● Stored data
==================================================

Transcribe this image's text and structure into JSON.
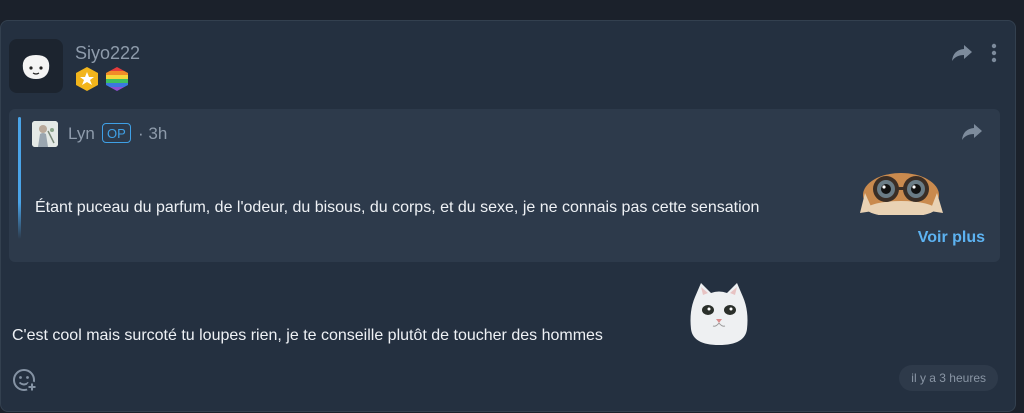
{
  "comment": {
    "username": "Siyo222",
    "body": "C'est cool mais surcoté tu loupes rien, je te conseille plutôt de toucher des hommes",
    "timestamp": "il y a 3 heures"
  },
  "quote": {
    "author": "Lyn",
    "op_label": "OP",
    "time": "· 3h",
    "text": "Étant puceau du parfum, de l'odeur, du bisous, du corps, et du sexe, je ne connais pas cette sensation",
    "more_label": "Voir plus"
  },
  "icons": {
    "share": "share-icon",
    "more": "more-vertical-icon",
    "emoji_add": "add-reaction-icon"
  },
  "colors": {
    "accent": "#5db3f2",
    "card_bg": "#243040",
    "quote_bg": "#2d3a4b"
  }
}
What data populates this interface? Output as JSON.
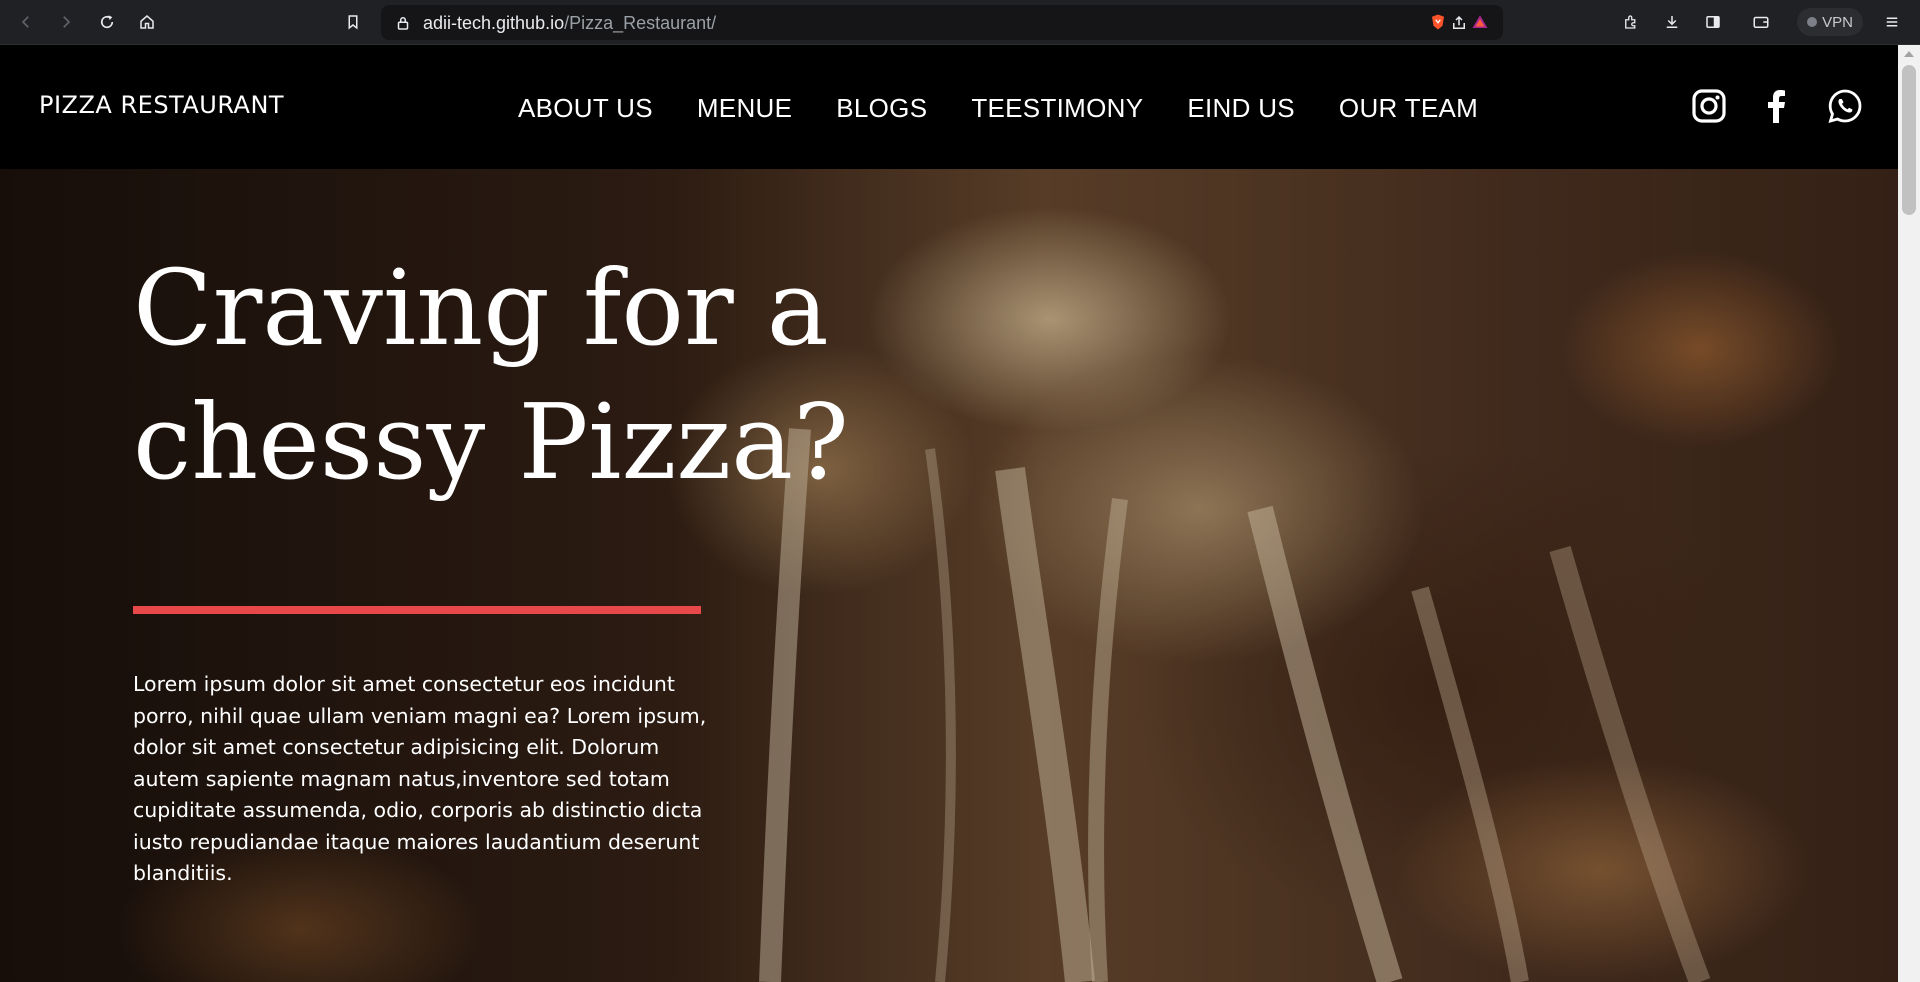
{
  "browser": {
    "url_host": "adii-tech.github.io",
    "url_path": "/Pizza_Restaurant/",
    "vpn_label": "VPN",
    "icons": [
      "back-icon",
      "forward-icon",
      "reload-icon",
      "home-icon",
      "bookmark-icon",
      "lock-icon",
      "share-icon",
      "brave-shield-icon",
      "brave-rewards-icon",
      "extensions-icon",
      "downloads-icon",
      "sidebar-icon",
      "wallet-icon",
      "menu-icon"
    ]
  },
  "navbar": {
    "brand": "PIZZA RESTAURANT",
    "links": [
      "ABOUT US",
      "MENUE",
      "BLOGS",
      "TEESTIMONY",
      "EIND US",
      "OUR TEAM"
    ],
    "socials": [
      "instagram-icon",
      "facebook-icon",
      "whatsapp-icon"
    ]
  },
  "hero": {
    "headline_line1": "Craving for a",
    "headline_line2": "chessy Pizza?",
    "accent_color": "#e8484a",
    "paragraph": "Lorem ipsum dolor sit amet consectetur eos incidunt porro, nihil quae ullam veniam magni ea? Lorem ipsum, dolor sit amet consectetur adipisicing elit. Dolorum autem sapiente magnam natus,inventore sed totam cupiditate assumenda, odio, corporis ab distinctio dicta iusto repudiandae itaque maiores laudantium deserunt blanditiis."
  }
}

==================================================

● OBJECTIVE
Every entry must be transcribed exactly. Pictures do not belong in the copy.

● FULL SOLUTION
Transcribe this image's text and structure into JSON.
{
  "comment": {
    "username": "Siyo222",
    "body": "C'est cool mais surcoté tu loupes rien, je te conseille plutôt de toucher des hommes",
    "timestamp": "il y a 3 heures"
  },
  "quote": {
    "author": "Lyn",
    "op_label": "OP",
    "time": "· 3h",
    "text": "Étant puceau du parfum, de l'odeur, du bisous, du corps, et du sexe, je ne connais pas cette sensation",
    "more_label": "Voir plus"
  },
  "icons": {
    "share": "share-icon",
    "more": "more-vertical-icon",
    "emoji_add": "add-reaction-icon"
  },
  "colors": {
    "accent": "#5db3f2",
    "card_bg": "#243040",
    "quote_bg": "#2d3a4b"
  }
}
What data populates this interface? Output as JSON.
{
  "browser": {
    "url_host": "adii-tech.github.io",
    "url_path": "/Pizza_Restaurant/",
    "vpn_label": "VPN",
    "icons": [
      "back-icon",
      "forward-icon",
      "reload-icon",
      "home-icon",
      "bookmark-icon",
      "lock-icon",
      "share-icon",
      "brave-shield-icon",
      "brave-rewards-icon",
      "extensions-icon",
      "downloads-icon",
      "sidebar-icon",
      "wallet-icon",
      "menu-icon"
    ]
  },
  "navbar": {
    "brand": "PIZZA RESTAURANT",
    "links": [
      "ABOUT US",
      "MENUE",
      "BLOGS",
      "TEESTIMONY",
      "EIND US",
      "OUR TEAM"
    ],
    "socials": [
      "instagram-icon",
      "facebook-icon",
      "whatsapp-icon"
    ]
  },
  "hero": {
    "headline_line1": "Craving for a",
    "headline_line2": "chessy Pizza?",
    "accent_color": "#e8484a",
    "paragraph": "Lorem ipsum dolor sit amet consectetur eos incidunt porro, nihil quae ullam veniam magni ea? Lorem ipsum, dolor sit amet consectetur adipisicing elit. Dolorum autem sapiente magnam natus,inventore sed totam cupiditate assumenda, odio, corporis ab distinctio dicta iusto repudiandae itaque maiores laudantium deserunt blanditiis."
  }
}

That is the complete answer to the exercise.